TASK TO CARRY OUT:
Reproduce each record below exactly as written.

===== GIVEN RECORDS

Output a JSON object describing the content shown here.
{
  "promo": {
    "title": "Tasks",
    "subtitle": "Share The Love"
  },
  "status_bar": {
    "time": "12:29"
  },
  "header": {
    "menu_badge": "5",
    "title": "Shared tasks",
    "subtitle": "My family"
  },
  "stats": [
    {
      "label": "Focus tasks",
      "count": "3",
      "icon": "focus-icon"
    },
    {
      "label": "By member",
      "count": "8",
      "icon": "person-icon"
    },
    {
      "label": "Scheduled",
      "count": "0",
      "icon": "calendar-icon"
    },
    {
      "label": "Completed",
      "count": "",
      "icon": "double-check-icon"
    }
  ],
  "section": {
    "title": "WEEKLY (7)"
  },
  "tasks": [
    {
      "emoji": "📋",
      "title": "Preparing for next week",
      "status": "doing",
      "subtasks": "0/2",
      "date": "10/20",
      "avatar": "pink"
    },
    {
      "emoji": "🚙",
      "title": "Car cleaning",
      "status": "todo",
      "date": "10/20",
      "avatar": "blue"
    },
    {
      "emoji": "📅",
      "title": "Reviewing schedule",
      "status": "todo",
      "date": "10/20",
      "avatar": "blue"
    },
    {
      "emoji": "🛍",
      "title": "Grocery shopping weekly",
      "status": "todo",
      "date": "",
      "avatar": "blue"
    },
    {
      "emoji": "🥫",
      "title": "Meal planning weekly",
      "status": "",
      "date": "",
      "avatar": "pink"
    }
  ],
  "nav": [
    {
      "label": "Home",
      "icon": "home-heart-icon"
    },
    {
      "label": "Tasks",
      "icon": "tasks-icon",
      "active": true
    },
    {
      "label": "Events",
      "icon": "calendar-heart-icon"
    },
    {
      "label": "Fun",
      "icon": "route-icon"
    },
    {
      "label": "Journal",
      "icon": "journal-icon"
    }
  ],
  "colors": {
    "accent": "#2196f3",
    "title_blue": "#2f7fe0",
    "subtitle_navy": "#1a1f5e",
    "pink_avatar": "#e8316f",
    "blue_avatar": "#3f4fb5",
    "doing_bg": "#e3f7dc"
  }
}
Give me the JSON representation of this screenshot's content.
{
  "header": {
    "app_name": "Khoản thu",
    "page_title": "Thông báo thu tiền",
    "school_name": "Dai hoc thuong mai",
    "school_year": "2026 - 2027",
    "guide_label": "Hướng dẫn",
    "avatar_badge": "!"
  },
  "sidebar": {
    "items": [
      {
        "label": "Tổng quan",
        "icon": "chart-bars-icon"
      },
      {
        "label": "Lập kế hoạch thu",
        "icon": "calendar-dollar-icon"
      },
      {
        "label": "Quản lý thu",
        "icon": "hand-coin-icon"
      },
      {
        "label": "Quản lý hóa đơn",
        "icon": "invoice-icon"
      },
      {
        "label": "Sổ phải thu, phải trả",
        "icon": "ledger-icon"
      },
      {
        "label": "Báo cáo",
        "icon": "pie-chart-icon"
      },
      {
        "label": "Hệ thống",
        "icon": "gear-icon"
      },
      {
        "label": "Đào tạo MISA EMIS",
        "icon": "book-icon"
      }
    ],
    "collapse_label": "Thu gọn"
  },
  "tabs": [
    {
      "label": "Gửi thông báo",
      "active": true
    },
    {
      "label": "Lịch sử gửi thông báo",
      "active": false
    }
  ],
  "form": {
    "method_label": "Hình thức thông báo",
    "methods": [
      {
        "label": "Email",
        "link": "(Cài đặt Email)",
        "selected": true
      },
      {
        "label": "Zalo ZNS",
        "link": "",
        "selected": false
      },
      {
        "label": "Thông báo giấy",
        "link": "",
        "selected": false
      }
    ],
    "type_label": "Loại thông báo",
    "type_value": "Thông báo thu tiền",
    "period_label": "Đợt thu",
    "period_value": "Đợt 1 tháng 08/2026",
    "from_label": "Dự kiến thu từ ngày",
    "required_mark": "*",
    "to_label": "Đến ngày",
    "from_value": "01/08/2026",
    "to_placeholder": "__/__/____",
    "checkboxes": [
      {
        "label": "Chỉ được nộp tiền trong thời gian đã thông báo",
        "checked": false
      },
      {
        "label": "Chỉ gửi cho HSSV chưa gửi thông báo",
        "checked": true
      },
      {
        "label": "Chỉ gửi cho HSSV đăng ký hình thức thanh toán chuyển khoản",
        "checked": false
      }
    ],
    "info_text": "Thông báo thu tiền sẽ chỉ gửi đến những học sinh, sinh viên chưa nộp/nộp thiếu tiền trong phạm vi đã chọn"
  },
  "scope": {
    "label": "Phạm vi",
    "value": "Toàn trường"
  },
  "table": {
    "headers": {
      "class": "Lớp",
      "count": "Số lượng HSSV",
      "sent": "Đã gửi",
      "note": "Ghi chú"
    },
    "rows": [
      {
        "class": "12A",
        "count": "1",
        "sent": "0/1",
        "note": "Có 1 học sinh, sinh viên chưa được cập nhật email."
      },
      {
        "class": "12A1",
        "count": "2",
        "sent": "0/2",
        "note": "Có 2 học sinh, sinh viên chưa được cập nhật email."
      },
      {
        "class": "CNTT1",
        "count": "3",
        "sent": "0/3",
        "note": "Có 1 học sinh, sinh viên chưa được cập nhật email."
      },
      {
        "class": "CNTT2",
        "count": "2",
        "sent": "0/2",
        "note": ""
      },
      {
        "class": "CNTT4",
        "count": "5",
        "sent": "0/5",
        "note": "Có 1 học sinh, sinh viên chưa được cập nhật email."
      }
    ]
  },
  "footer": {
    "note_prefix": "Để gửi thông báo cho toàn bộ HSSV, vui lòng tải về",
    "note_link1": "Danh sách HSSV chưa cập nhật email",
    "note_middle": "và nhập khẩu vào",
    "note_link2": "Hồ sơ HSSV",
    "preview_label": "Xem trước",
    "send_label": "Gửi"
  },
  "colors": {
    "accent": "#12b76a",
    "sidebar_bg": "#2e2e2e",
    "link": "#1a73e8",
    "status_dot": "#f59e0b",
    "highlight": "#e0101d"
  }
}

==========

ANSWER TO THE TASK:
Output a JSON object describing the content shown here.
{
  "promo": {
    "title": "Tasks",
    "subtitle": "Share The Love"
  },
  "status_bar": {
    "time": "12:29"
  },
  "header": {
    "menu_badge": "5",
    "title": "Shared tasks",
    "subtitle": "My family"
  },
  "stats": [
    {
      "label": "Focus tasks",
      "count": "3",
      "icon": "focus-icon"
    },
    {
      "label": "By member",
      "count": "8",
      "icon": "person-icon"
    },
    {
      "label": "Scheduled",
      "count": "0",
      "icon": "calendar-icon"
    },
    {
      "label": "Completed",
      "count": "",
      "icon": "double-check-icon"
    }
  ],
  "section": {
    "title": "WEEKLY (7)"
  },
  "tasks": [
    {
      "emoji": "📋",
      "title": "Preparing for next week",
      "status": "doing",
      "subtasks": "0/2",
      "date": "10/20",
      "avatar": "pink"
    },
    {
      "emoji": "🚙",
      "title": "Car cleaning",
      "status": "todo",
      "date": "10/20",
      "avatar": "blue"
    },
    {
      "emoji": "📅",
      "title": "Reviewing schedule",
      "status": "todo",
      "date": "10/20",
      "avatar": "blue"
    },
    {
      "emoji": "🛍",
      "title": "Grocery shopping weekly",
      "status": "todo",
      "date": "",
      "avatar": "blue"
    },
    {
      "emoji": "🥫",
      "title": "Meal planning weekly",
      "status": "",
      "date": "",
      "avatar": "pink"
    }
  ],
  "nav": [
    {
      "label": "Home",
      "icon": "home-heart-icon"
    },
    {
      "label": "Tasks",
      "icon": "tasks-icon",
      "active": true
    },
    {
      "label": "Events",
      "icon": "calendar-heart-icon"
    },
    {
      "label": "Fun",
      "icon": "route-icon"
    },
    {
      "label": "Journal",
      "icon": "journal-icon"
    }
  ],
  "colors": {
    "accent": "#2196f3",
    "title_blue": "#2f7fe0",
    "subtitle_navy": "#1a1f5e",
    "pink_avatar": "#e8316f",
    "blue_avatar": "#3f4fb5",
    "doing_bg": "#e3f7dc"
  }
}
Give me the JSON representation of this screenshot's content.
{
  "header": {
    "app_name": "Khoản thu",
    "page_title": "Thông báo thu tiền",
    "school_name": "Dai hoc thuong mai",
    "school_year": "2026 - 2027",
    "guide_label": "Hướng dẫn",
    "avatar_badge": "!"
  },
  "sidebar": {
    "items": [
      {
        "label": "Tổng quan",
        "icon": "chart-bars-icon"
      },
      {
        "label": "Lập kế hoạch thu",
        "icon": "calendar-dollar-icon"
      },
      {
        "label": "Quản lý thu",
        "icon": "hand-coin-icon"
      },
      {
        "label": "Quản lý hóa đơn",
        "icon": "invoice-icon"
      },
      {
        "label": "Sổ phải thu, phải trả",
        "icon": "ledger-icon"
      },
      {
        "label": "Báo cáo",
        "icon": "pie-chart-icon"
      },
      {
        "label": "Hệ thống",
        "icon": "gear-icon"
      },
      {
        "label": "Đào tạo MISA EMIS",
        "icon": "book-icon"
      }
    ],
    "collapse_label": "Thu gọn"
  },
  "tabs": [
    {
      "label": "Gửi thông báo",
      "active": true
    },
    {
      "label": "Lịch sử gửi thông báo",
      "active": false
    }
  ],
  "form": {
    "method_label": "Hình thức thông báo",
    "methods": [
      {
        "label": "Email",
        "link": "(Cài đặt Email)",
        "selected": true
      },
      {
        "label": "Zalo ZNS",
        "link": "",
        "selected": false
      },
      {
        "label": "Thông báo giấy",
        "link": "",
        "selected": false
      }
    ],
    "type_label": "Loại thông báo",
    "type_value": "Thông báo thu tiền",
    "period_label": "Đợt thu",
    "period_value": "Đợt 1 tháng 08/2026",
    "from_label": "Dự kiến thu từ ngày",
    "required_mark": "*",
    "to_label": "Đến ngày",
    "from_value": "01/08/2026",
    "to_placeholder": "__/__/____",
    "checkboxes": [
      {
        "label": "Chỉ được nộp tiền trong thời gian đã thông báo",
        "checked": false
      },
      {
        "label": "Chỉ gửi cho HSSV chưa gửi thông báo",
        "checked": true
      },
      {
        "label": "Chỉ gửi cho HSSV đăng ký hình thức thanh toán chuyển khoản",
        "checked": false
      }
    ],
    "info_text": "Thông báo thu tiền sẽ chỉ gửi đến những học sinh, sinh viên chưa nộp/nộp thiếu tiền trong phạm vi đã chọn"
  },
  "scope": {
    "label": "Phạm vi",
    "value": "Toàn trường"
  },
  "table": {
    "headers": {
      "class": "Lớp",
      "count": "Số lượng HSSV",
      "sent": "Đã gửi",
      "note": "Ghi chú"
    },
    "rows": [
      {
        "class": "12A",
        "count": "1",
        "sent": "0/1",
        "note": "Có 1 học sinh, sinh viên chưa được cập nhật email."
      },
      {
        "class": "12A1",
        "count": "2",
        "sent": "0/2",
        "note": "Có 2 học sinh, sinh viên chưa được cập nhật email."
      },
      {
        "class": "CNTT1",
        "count": "3",
        "sent": "0/3",
        "note": "Có 1 học sinh, sinh viên chưa được cập nhật email."
      },
      {
        "class": "CNTT2",
        "count": "2",
        "sent": "0/2",
        "note": ""
      },
      {
        "class": "CNTT4",
        "count": "5",
        "sent": "0/5",
        "note": "Có 1 học sinh, sinh viên chưa được cập nhật email."
      }
    ]
  },
  "footer": {
    "note_prefix": "Để gửi thông báo cho toàn bộ HSSV, vui lòng tải về",
    "note_link1": "Danh sách HSSV chưa cập nhật email",
    "note_middle": "và nhập khẩu vào",
    "note_link2": "Hồ sơ HSSV",
    "preview_label": "Xem trước",
    "send_label": "Gửi"
  },
  "colors": {
    "accent": "#12b76a",
    "sidebar_bg": "#2e2e2e",
    "link": "#1a73e8",
    "status_dot": "#f59e0b",
    "highlight": "#e0101d"
  }
}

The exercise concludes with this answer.